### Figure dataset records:

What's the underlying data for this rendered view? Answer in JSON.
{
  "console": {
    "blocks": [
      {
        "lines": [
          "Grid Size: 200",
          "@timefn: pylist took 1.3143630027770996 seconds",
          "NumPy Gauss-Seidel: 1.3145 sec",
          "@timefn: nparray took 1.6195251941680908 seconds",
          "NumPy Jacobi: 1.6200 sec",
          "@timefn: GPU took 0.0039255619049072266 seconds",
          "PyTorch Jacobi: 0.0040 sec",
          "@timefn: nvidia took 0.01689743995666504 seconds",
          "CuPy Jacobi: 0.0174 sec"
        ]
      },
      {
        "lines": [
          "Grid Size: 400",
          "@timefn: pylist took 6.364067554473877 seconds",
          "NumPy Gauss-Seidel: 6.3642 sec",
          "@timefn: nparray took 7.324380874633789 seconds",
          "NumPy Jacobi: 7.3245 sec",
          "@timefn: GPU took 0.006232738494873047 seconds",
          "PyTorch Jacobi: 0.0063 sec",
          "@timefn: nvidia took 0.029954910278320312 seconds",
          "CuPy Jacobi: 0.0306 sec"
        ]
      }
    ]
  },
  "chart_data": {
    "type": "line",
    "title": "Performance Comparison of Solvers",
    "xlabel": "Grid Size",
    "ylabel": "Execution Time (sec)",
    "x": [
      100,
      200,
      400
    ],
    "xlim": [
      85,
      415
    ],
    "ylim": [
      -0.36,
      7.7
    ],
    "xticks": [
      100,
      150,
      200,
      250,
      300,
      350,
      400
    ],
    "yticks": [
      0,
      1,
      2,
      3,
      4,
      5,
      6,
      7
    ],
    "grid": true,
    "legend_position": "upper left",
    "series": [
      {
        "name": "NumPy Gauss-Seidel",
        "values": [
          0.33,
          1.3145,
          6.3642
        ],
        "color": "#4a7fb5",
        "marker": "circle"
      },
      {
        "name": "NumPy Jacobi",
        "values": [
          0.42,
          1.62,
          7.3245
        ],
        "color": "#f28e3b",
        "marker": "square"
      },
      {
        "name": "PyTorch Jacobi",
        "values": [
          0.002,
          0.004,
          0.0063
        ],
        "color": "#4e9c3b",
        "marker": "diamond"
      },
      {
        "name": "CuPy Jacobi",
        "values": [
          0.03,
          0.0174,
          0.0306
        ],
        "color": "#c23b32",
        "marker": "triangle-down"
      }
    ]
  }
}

### Exercise:
Write out the data exactly as it stands.

### Exercise response:
What's the underlying data for this rendered view? Answer in JSON.
{
  "console": {
    "blocks": [
      {
        "lines": [
          "Grid Size: 200",
          "@timefn: pylist took 1.3143630027770996 seconds",
          "NumPy Gauss-Seidel: 1.3145 sec",
          "@timefn: nparray took 1.6195251941680908 seconds",
          "NumPy Jacobi: 1.6200 sec",
          "@timefn: GPU took 0.0039255619049072266 seconds",
          "PyTorch Jacobi: 0.0040 sec",
          "@timefn: nvidia took 0.01689743995666504 seconds",
          "CuPy Jacobi: 0.0174 sec"
        ]
      },
      {
        "lines": [
          "Grid Size: 400",
          "@timefn: pylist took 6.364067554473877 seconds",
          "NumPy Gauss-Seidel: 6.3642 sec",
          "@timefn: nparray took 7.324380874633789 seconds",
          "NumPy Jacobi: 7.3245 sec",
          "@timefn: GPU took 0.006232738494873047 seconds",
          "PyTorch Jacobi: 0.0063 sec",
          "@timefn: nvidia took 0.029954910278320312 seconds",
          "CuPy Jacobi: 0.0306 sec"
        ]
      }
    ]
  },
  "chart_data": {
    "type": "line",
    "title": "Performance Comparison of Solvers",
    "xlabel": "Grid Size",
    "ylabel": "Execution Time (sec)",
    "x": [
      100,
      200,
      400
    ],
    "xlim": [
      85,
      415
    ],
    "ylim": [
      -0.36,
      7.7
    ],
    "xticks": [
      100,
      150,
      200,
      250,
      300,
      350,
      400
    ],
    "yticks": [
      0,
      1,
      2,
      3,
      4,
      5,
      6,
      7
    ],
    "grid": true,
    "legend_position": "upper left",
    "series": [
      {
        "name": "NumPy Gauss-Seidel",
        "values": [
          0.33,
          1.3145,
          6.3642
        ],
        "color": "#4a7fb5",
        "marker": "circle"
      },
      {
        "name": "NumPy Jacobi",
        "values": [
          0.42,
          1.62,
          7.3245
        ],
        "color": "#f28e3b",
        "marker": "square"
      },
      {
        "name": "PyTorch Jacobi",
        "values": [
          0.002,
          0.004,
          0.0063
        ],
        "color": "#4e9c3b",
        "marker": "diamond"
      },
      {
        "name": "CuPy Jacobi",
        "values": [
          0.03,
          0.0174,
          0.0306
        ],
        "color": "#c23b32",
        "marker": "triangle-down"
      }
    ]
  }
}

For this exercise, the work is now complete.